Dataset items:
____________________

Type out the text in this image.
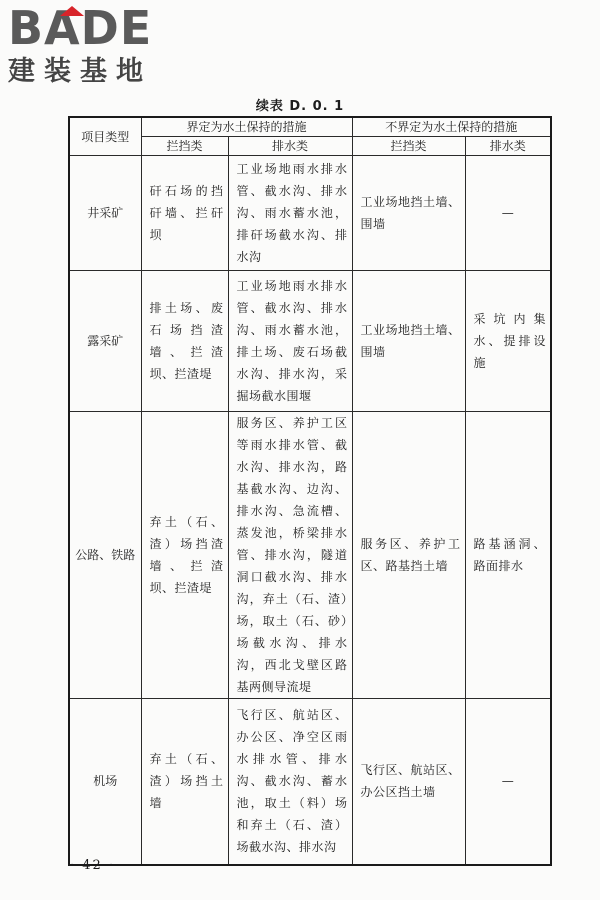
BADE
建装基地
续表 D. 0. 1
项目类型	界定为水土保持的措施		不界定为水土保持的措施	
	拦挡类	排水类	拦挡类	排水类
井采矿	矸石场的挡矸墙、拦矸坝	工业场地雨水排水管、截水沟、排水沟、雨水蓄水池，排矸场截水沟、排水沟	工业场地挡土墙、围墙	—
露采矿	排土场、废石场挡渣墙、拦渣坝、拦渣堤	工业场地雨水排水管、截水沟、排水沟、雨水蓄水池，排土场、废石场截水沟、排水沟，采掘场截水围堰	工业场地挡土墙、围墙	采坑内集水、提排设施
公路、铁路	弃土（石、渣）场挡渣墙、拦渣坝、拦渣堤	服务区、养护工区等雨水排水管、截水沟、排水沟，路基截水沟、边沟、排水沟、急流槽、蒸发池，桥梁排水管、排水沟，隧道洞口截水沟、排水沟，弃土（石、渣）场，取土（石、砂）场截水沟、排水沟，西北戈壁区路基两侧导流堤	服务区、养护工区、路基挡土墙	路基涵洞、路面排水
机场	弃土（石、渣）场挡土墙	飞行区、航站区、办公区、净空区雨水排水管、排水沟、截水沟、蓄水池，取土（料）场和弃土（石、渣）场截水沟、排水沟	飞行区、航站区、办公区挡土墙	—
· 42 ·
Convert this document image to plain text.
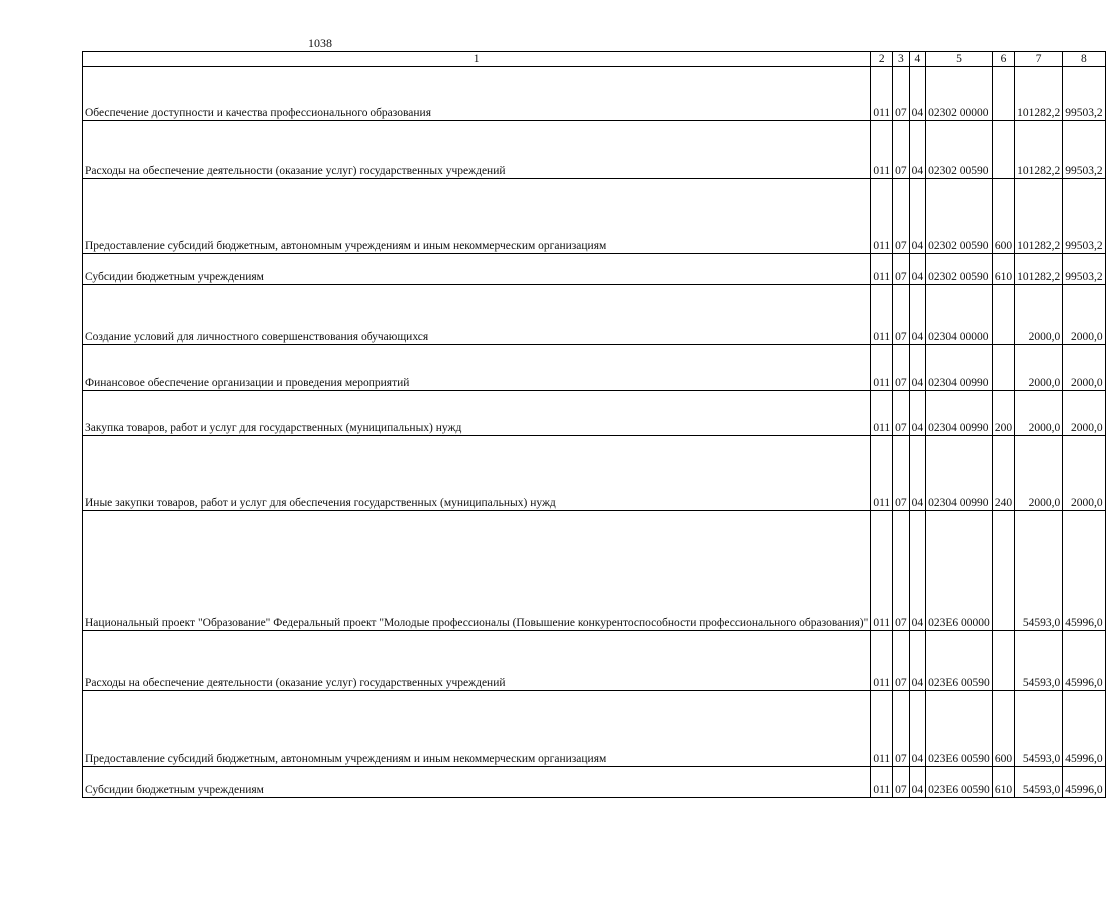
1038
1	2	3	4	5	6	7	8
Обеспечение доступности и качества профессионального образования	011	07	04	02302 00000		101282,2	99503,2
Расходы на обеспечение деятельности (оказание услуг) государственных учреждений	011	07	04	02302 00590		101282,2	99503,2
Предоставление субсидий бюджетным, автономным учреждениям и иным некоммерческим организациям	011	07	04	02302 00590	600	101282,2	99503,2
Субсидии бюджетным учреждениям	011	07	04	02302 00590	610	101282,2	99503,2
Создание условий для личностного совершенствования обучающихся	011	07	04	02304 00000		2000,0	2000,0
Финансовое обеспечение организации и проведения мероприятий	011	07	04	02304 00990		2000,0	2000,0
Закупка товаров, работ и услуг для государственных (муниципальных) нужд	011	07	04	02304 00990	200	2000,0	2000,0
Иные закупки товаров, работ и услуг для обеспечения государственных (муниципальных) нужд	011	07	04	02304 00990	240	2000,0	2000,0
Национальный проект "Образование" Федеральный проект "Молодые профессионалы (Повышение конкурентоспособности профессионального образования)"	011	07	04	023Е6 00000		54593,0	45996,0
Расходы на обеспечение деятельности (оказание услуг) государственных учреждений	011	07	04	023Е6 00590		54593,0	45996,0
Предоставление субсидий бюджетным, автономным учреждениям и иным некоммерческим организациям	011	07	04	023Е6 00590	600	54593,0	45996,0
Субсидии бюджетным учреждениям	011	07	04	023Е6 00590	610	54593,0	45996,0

____________________

→ EXERCISE BRIEF:
Quote the entries above word for word. Leave the images out.

→ FINISHED TASK:
Type out the text in this image.
BADE
建装基地
续表 D. 0. 1
项目类型	界定为水土保持的措施		不界定为水土保持的措施	
	拦挡类	排水类	拦挡类	排水类
井采矿	矸石场的挡矸墙、拦矸坝	工业场地雨水排水管、截水沟、排水沟、雨水蓄水池，排矸场截水沟、排水沟	工业场地挡土墙、围墙	—
露采矿	排土场、废石场挡渣墙、拦渣坝、拦渣堤	工业场地雨水排水管、截水沟、排水沟、雨水蓄水池，排土场、废石场截水沟、排水沟，采掘场截水围堰	工业场地挡土墙、围墙	采坑内集水、提排设施
公路、铁路	弃土（石、渣）场挡渣墙、拦渣坝、拦渣堤	服务区、养护工区等雨水排水管、截水沟、排水沟，路基截水沟、边沟、排水沟、急流槽、蒸发池，桥梁排水管、排水沟，隧道洞口截水沟、排水沟，弃土（石、渣）场，取土（石、砂）场截水沟、排水沟，西北戈壁区路基两侧导流堤	服务区、养护工区、路基挡土墙	路基涵洞、路面排水
机场	弃土（石、渣）场挡土墙	飞行区、航站区、办公区、净空区雨水排水管、排水沟、截水沟、蓄水池，取土（料）场和弃土（石、渣）场截水沟、排水沟	飞行区、航站区、办公区挡土墙	—
· 42 ·
Convert this document image to plain text.
1038
1	2	3	4	5	6	7	8
Обеспечение доступности и качества профессионального образования	011	07	04	02302 00000		101282,2	99503,2
Расходы на обеспечение деятельности (оказание услуг) государственных учреждений	011	07	04	02302 00590		101282,2	99503,2
Предоставление субсидий бюджетным, автономным учреждениям и иным некоммерческим организациям	011	07	04	02302 00590	600	101282,2	99503,2
Субсидии бюджетным учреждениям	011	07	04	02302 00590	610	101282,2	99503,2
Создание условий для личностного совершенствования обучающихся	011	07	04	02304 00000		2000,0	2000,0
Финансовое обеспечение организации и проведения мероприятий	011	07	04	02304 00990		2000,0	2000,0
Закупка товаров, работ и услуг для государственных (муниципальных) нужд	011	07	04	02304 00990	200	2000,0	2000,0
Иные закупки товаров, работ и услуг для обеспечения государственных (муниципальных) нужд	011	07	04	02304 00990	240	2000,0	2000,0
Национальный проект "Образование" Федеральный проект "Молодые профессионалы (Повышение конкурентоспособности профессионального образования)"	011	07	04	023Е6 00000		54593,0	45996,0
Расходы на обеспечение деятельности (оказание услуг) государственных учреждений	011	07	04	023Е6 00590		54593,0	45996,0
Предоставление субсидий бюджетным, автономным учреждениям и иным некоммерческим организациям	011	07	04	023Е6 00590	600	54593,0	45996,0
Субсидии бюджетным учреждениям	011	07	04	023Е6 00590	610	54593,0	45996,0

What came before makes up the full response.